Given request =>
Omit all pictures. Copy exactly the lines from the line containing "What data populates" to the end of the listing, with both ends included.

Provided records =>
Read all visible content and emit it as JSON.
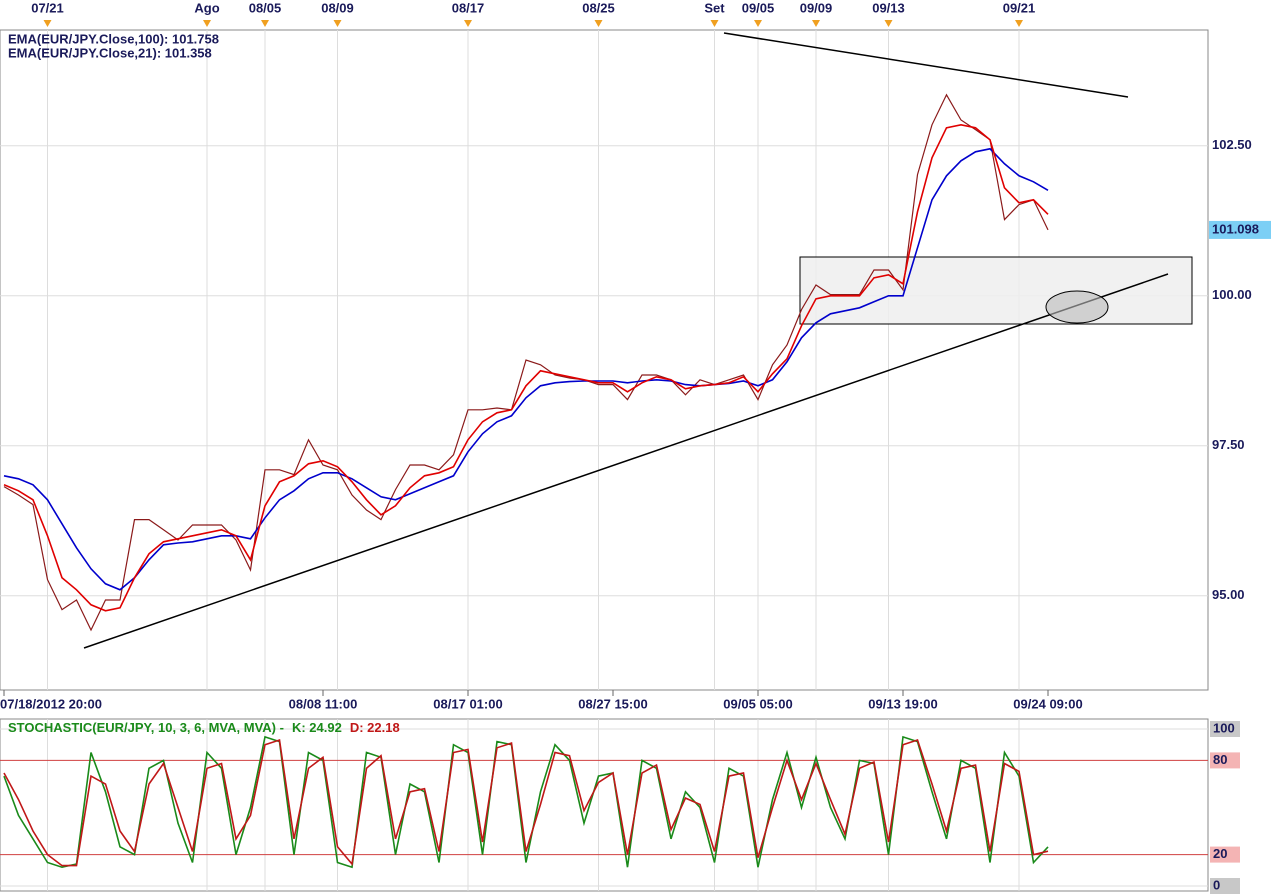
{
  "chart_data": [
    {
      "type": "line",
      "categories": [
        "07/18/2012 20:00",
        null,
        null,
        null,
        null,
        null,
        null,
        null,
        null,
        null,
        null,
        null,
        null,
        null,
        null,
        null,
        null,
        null,
        null,
        null,
        null,
        null,
        "08/08 11:00",
        null,
        null,
        null,
        null,
        null,
        null,
        null,
        null,
        null,
        "08/17 01:00",
        null,
        null,
        null,
        null,
        null,
        null,
        null,
        null,
        null,
        "08/27 15:00",
        null,
        null,
        null,
        null,
        null,
        null,
        null,
        null,
        null,
        "09/05 05:00",
        null,
        null,
        null,
        null,
        null,
        null,
        null,
        null,
        null,
        "09/13 19:00",
        null,
        null,
        null,
        null,
        null,
        null,
        null,
        null,
        null,
        "09/24 09:00",
        null,
        null,
        null,
        null,
        null,
        null,
        null,
        null,
        null,
        null,
        null
      ],
      "top_categories": [
        null,
        null,
        null,
        "07/21",
        null,
        null,
        null,
        null,
        null,
        null,
        null,
        null,
        null,
        null,
        "Ago",
        null,
        null,
        null,
        "08/05",
        null,
        null,
        null,
        null,
        "08/09",
        null,
        null,
        null,
        null,
        null,
        null,
        null,
        null,
        "08/17",
        null,
        null,
        null,
        null,
        null,
        null,
        null,
        null,
        "08/25",
        null,
        null,
        null,
        null,
        null,
        null,
        null,
        "Set",
        null,
        null,
        "09/05",
        null,
        null,
        null,
        "09/09",
        null,
        null,
        null,
        null,
        "09/13",
        null,
        null,
        null,
        null,
        null,
        null,
        null,
        null,
        "09/21",
        null,
        null,
        null,
        null,
        null,
        null,
        null,
        null,
        null,
        null,
        null,
        null,
        null
      ],
      "series": [
        {
          "color": "#8b1a1a",
          "values": [
            96.82,
            96.68,
            96.52,
            95.27,
            94.77,
            94.93,
            94.43,
            94.93,
            94.93,
            96.27,
            96.27,
            96.1,
            95.93,
            96.18,
            96.18,
            96.18,
            95.93,
            95.43,
            97.1,
            97.1,
            97.02,
            97.6,
            97.18,
            97.1,
            96.68,
            96.43,
            96.27,
            96.77,
            97.18,
            97.18,
            97.1,
            97.35,
            98.1,
            98.1,
            98.13,
            98.1,
            98.93,
            98.85,
            98.68,
            98.63,
            98.6,
            98.52,
            98.52,
            98.27,
            98.68,
            98.68,
            98.6,
            98.35,
            98.6,
            98.52,
            98.6,
            98.68,
            98.27,
            98.85,
            99.18,
            99.77,
            100.18,
            100.02,
            100.02,
            100.02,
            100.43,
            100.43,
            100.1,
            102.02,
            102.85,
            103.35,
            102.93,
            102.77,
            102.6,
            101.27,
            101.52,
            101.6,
            101.098,
            null,
            null,
            null,
            null,
            null,
            null,
            null,
            null,
            null,
            null,
            null
          ]
        },
        {
          "name": "EMA(EUR/JPY.Close,100): 101.758",
          "color": "#0000cc",
          "values": [
            97.0,
            96.95,
            96.85,
            96.6,
            96.2,
            95.8,
            95.45,
            95.2,
            95.1,
            95.3,
            95.6,
            95.85,
            95.88,
            95.9,
            95.95,
            96.0,
            96.0,
            95.95,
            96.3,
            96.6,
            96.75,
            96.95,
            97.05,
            97.05,
            96.95,
            96.8,
            96.65,
            96.6,
            96.7,
            96.8,
            96.9,
            97.0,
            97.4,
            97.7,
            97.9,
            98.0,
            98.3,
            98.5,
            98.55,
            98.57,
            98.58,
            98.58,
            98.58,
            98.55,
            98.58,
            98.6,
            98.58,
            98.52,
            98.5,
            98.52,
            98.54,
            98.58,
            98.5,
            98.6,
            98.9,
            99.3,
            99.55,
            99.7,
            99.75,
            99.8,
            99.9,
            100.0,
            100.0,
            100.8,
            101.6,
            102.0,
            102.25,
            102.4,
            102.45,
            102.2,
            102.0,
            101.9,
            101.758,
            null,
            null,
            null,
            null,
            null,
            null,
            null,
            null,
            null,
            null,
            null
          ]
        },
        {
          "name": "EMA(EUR/JPY.Close,21): 101.358",
          "color": "#e00000",
          "values": [
            96.85,
            96.75,
            96.6,
            96.0,
            95.3,
            95.1,
            94.85,
            94.75,
            94.8,
            95.3,
            95.7,
            95.9,
            95.95,
            96.0,
            96.05,
            96.1,
            96.0,
            95.6,
            96.5,
            96.9,
            97.0,
            97.2,
            97.25,
            97.15,
            96.9,
            96.6,
            96.35,
            96.5,
            96.8,
            97.0,
            97.05,
            97.15,
            97.6,
            97.9,
            98.05,
            98.1,
            98.5,
            98.75,
            98.7,
            98.65,
            98.6,
            98.55,
            98.55,
            98.4,
            98.55,
            98.65,
            98.6,
            98.45,
            98.5,
            98.52,
            98.55,
            98.65,
            98.4,
            98.7,
            98.95,
            99.5,
            99.95,
            100.0,
            100.0,
            100.0,
            100.3,
            100.35,
            100.2,
            101.4,
            102.3,
            102.8,
            102.85,
            102.8,
            102.6,
            101.8,
            101.55,
            101.6,
            101.358,
            null,
            null,
            null,
            null,
            null,
            null,
            null,
            null,
            null,
            null,
            null
          ]
        }
      ],
      "ylim": [
        93.43,
        104.43
      ],
      "yticks": [
        {
          "value": 95,
          "label": "95.00"
        },
        {
          "value": 97.5,
          "label": "97.50"
        },
        {
          "value": 100,
          "label": "100.00"
        },
        {
          "value": 102.5,
          "label": "102.50"
        }
      ],
      "last_price": {
        "value": 101.098,
        "label": "101.098"
      },
      "grid": true
    },
    {
      "type": "line",
      "title": "STOCHASTIC(EUR/JPY, 10, 3, 6, MVA, MVA) -",
      "series": [
        {
          "name": "K: 24.92",
          "color": "#1a8a1a",
          "values": [
            70,
            45,
            30,
            15,
            12,
            14,
            85,
            60,
            25,
            20,
            75,
            80,
            40,
            15,
            85,
            75,
            20,
            50,
            95,
            92,
            20,
            85,
            80,
            15,
            12,
            85,
            82,
            20,
            65,
            60,
            15,
            90,
            85,
            20,
            92,
            90,
            15,
            60,
            90,
            80,
            40,
            70,
            72,
            12,
            80,
            75,
            30,
            60,
            50,
            15,
            75,
            70,
            12,
            55,
            85,
            50,
            82,
            50,
            30,
            80,
            78,
            20,
            95,
            92,
            60,
            30,
            80,
            75,
            15,
            85,
            70,
            15,
            24.92
          ]
        },
        {
          "name": "D: 22.18",
          "color": "#c01818",
          "values": [
            72,
            55,
            35,
            20,
            13,
            13,
            70,
            65,
            35,
            22,
            65,
            78,
            50,
            22,
            75,
            78,
            30,
            45,
            90,
            93,
            30,
            75,
            82,
            25,
            14,
            75,
            83,
            30,
            60,
            62,
            22,
            85,
            87,
            28,
            88,
            91,
            22,
            52,
            85,
            83,
            48,
            66,
            72,
            20,
            72,
            77,
            36,
            56,
            52,
            22,
            70,
            72,
            18,
            50,
            80,
            55,
            78,
            55,
            33,
            75,
            79,
            28,
            90,
            93,
            65,
            35,
            75,
            77,
            22,
            78,
            73,
            20,
            22.18
          ]
        }
      ],
      "ylim": [
        0,
        100
      ],
      "yticks": [
        0,
        20,
        80,
        100
      ],
      "grid": true
    }
  ]
}
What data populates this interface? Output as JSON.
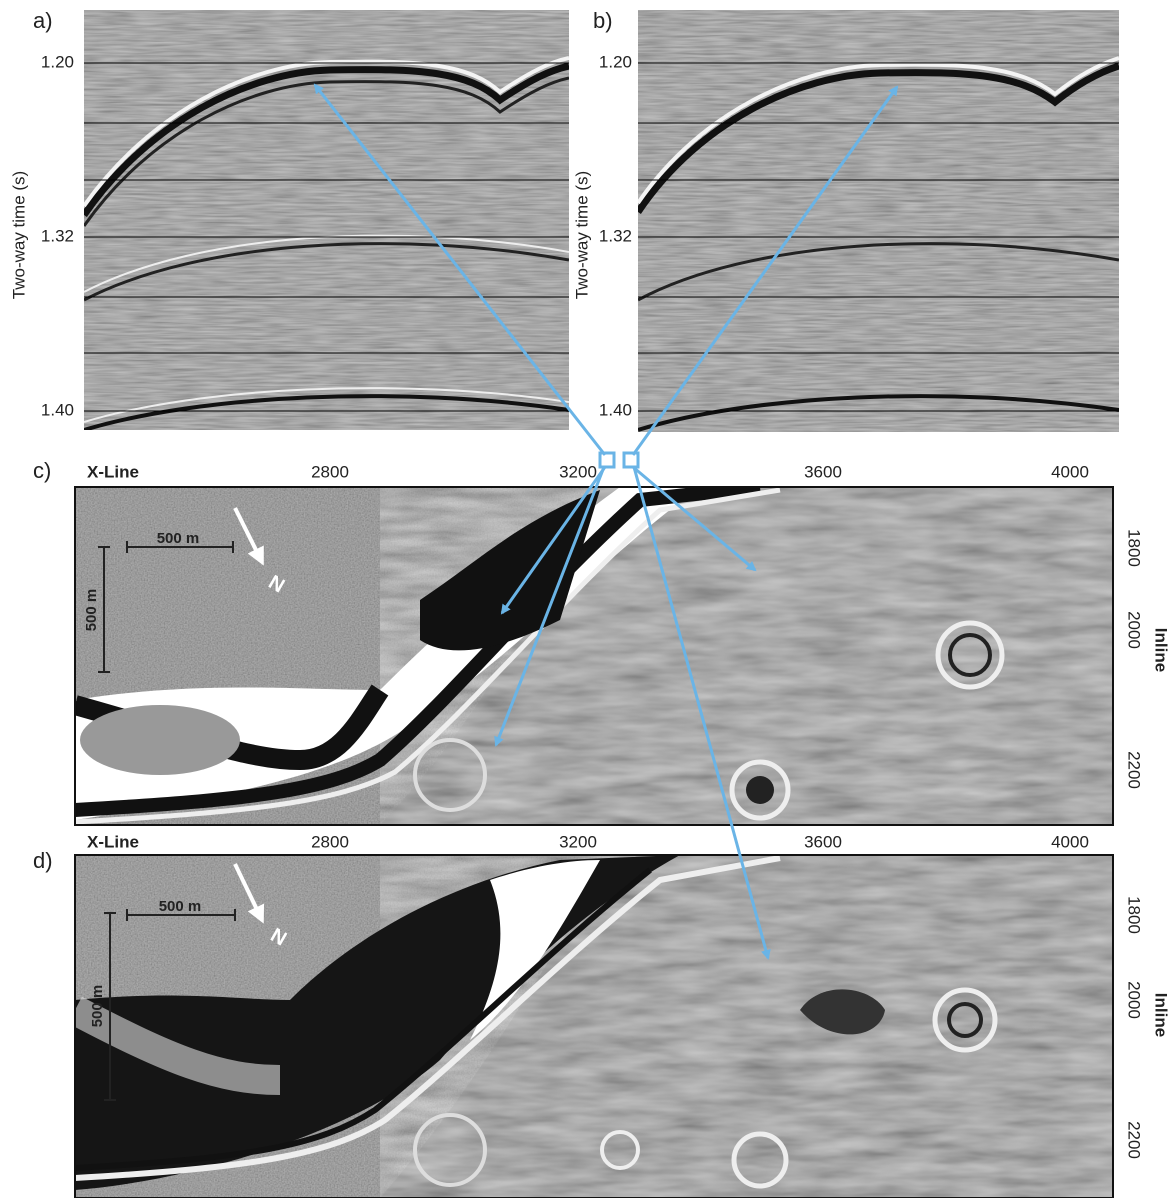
{
  "panels": [
    {
      "label": "a)",
      "y_axis": {
        "title": "Two-way time (s)",
        "ticks": [
          "1.20",
          "1.32",
          "1.40"
        ]
      }
    },
    {
      "label": "b)",
      "y_axis": {
        "title": "Two-way time (s)",
        "ticks": [
          "1.20",
          "1.32",
          "1.40"
        ]
      }
    },
    {
      "label": "c)",
      "x_axis": {
        "title": "X-Line",
        "ticks": [
          "2800",
          "3200",
          "3600",
          "4000"
        ]
      },
      "y_axis": {
        "title": "Inline",
        "ticks": [
          "1800",
          "2000",
          "2200"
        ]
      },
      "scale_bars": [
        "500 m",
        "500 m"
      ],
      "north": "N"
    },
    {
      "label": "d)",
      "x_axis": {
        "title": "X-Line",
        "ticks": [
          "2800",
          "3200",
          "3600",
          "4000"
        ]
      },
      "y_axis": {
        "title": "Inline",
        "ticks": [
          "1800",
          "2000",
          "2200"
        ]
      },
      "scale_bars": [
        "500 m",
        "500 m"
      ],
      "north": "N"
    }
  ]
}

Solution to this problem =>
What data populates this interface? Output as JSON.
{
  "panels": [
    {
      "label": "a)",
      "y_axis": {
        "title": "Two-way time (s)",
        "ticks": [
          "1.20",
          "1.32",
          "1.40"
        ]
      }
    },
    {
      "label": "b)",
      "y_axis": {
        "title": "Two-way time (s)",
        "ticks": [
          "1.20",
          "1.32",
          "1.40"
        ]
      }
    },
    {
      "label": "c)",
      "x_axis": {
        "title": "X-Line",
        "ticks": [
          "2800",
          "3200",
          "3600",
          "4000"
        ]
      },
      "y_axis": {
        "title": "Inline",
        "ticks": [
          "1800",
          "2000",
          "2200"
        ]
      },
      "scale_bars": [
        "500 m",
        "500 m"
      ],
      "north": "N"
    },
    {
      "label": "d)",
      "x_axis": {
        "title": "X-Line",
        "ticks": [
          "2800",
          "3200",
          "3600",
          "4000"
        ]
      },
      "y_axis": {
        "title": "Inline",
        "ticks": [
          "1800",
          "2000",
          "2200"
        ]
      },
      "scale_bars": [
        "500 m",
        "500 m"
      ],
      "north": "N"
    }
  ]
}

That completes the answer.